>> BEGIN

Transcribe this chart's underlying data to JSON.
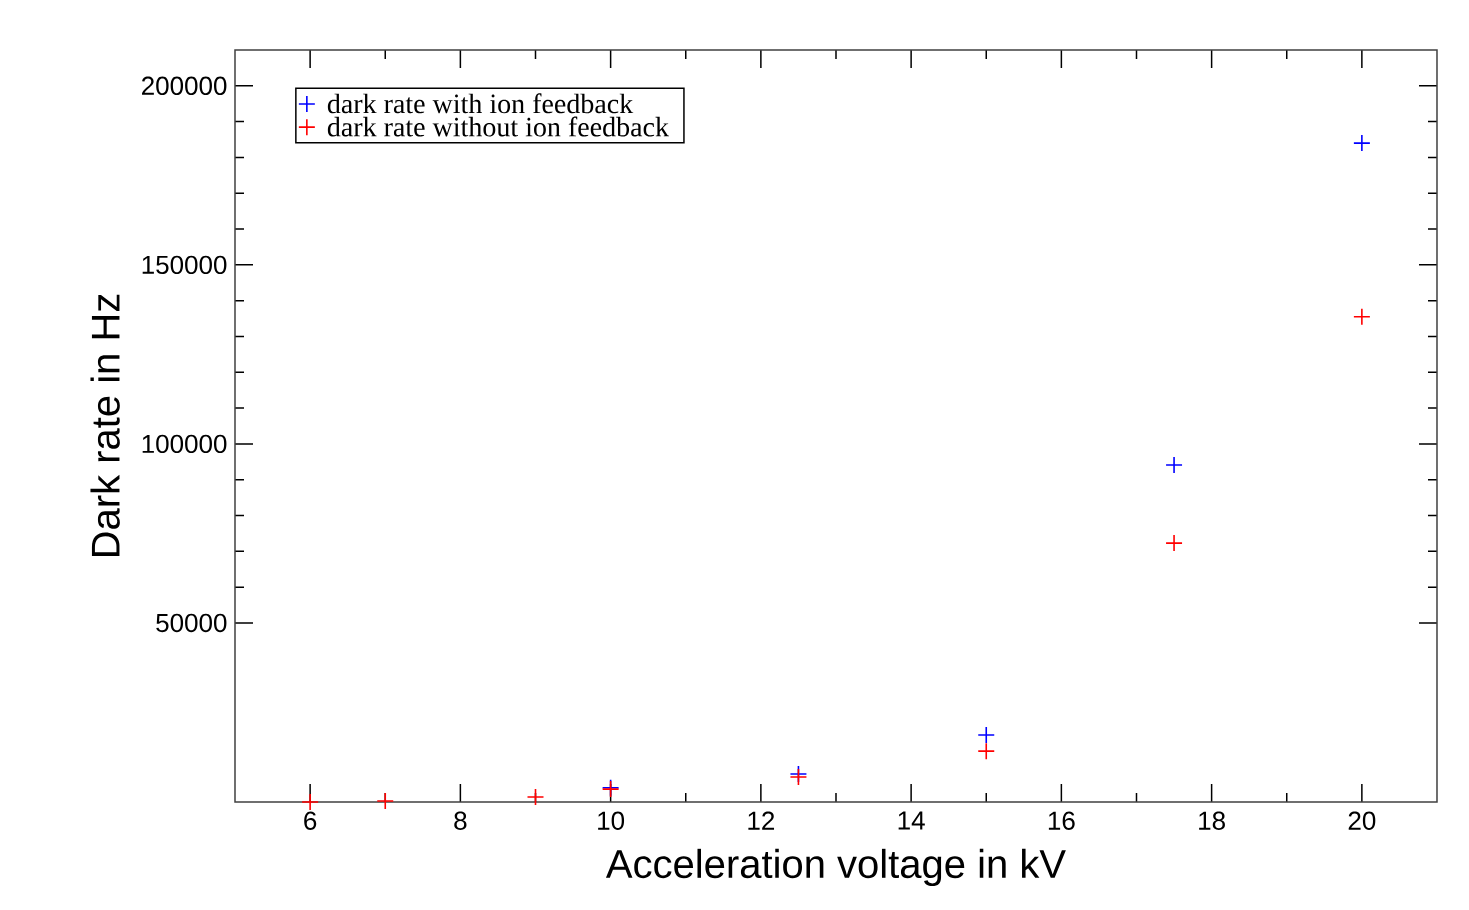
{
  "chart_data": {
    "type": "scatter",
    "xlabel": "Acceleration voltage in kV",
    "ylabel": "Dark rate in Hz",
    "x": [
      6,
      7,
      9,
      10,
      12.5,
      15,
      17.5,
      20
    ],
    "series": [
      {
        "name": "dark rate with ion feedback",
        "color": "#0000ff",
        "values": [
          null,
          null,
          null,
          4000,
          7800,
          18700,
          94100,
          184000
        ]
      },
      {
        "name": "dark rate without ion feedback",
        "color": "#ff0000",
        "values": [
          0,
          300,
          1400,
          3600,
          7000,
          14200,
          72300,
          135500
        ]
      }
    ],
    "xlim": [
      5,
      21
    ],
    "xticks": [
      6,
      8,
      10,
      12,
      14,
      16,
      18,
      20
    ],
    "ylim": [
      0,
      210000
    ],
    "yticks": [
      50000,
      100000,
      150000,
      200000
    ],
    "marker": "cross",
    "legend": "top left",
    "grid": false
  }
}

>> END

◆ INSTRUCTIONS TO FOLLOW ◆
Your task is to gather all lines from the entries above that hold the word "name".

◆ EXERCISE OUTPUT ◆
        "name": "dark rate with ion feedback",
        "name": "dark rate without ion feedback",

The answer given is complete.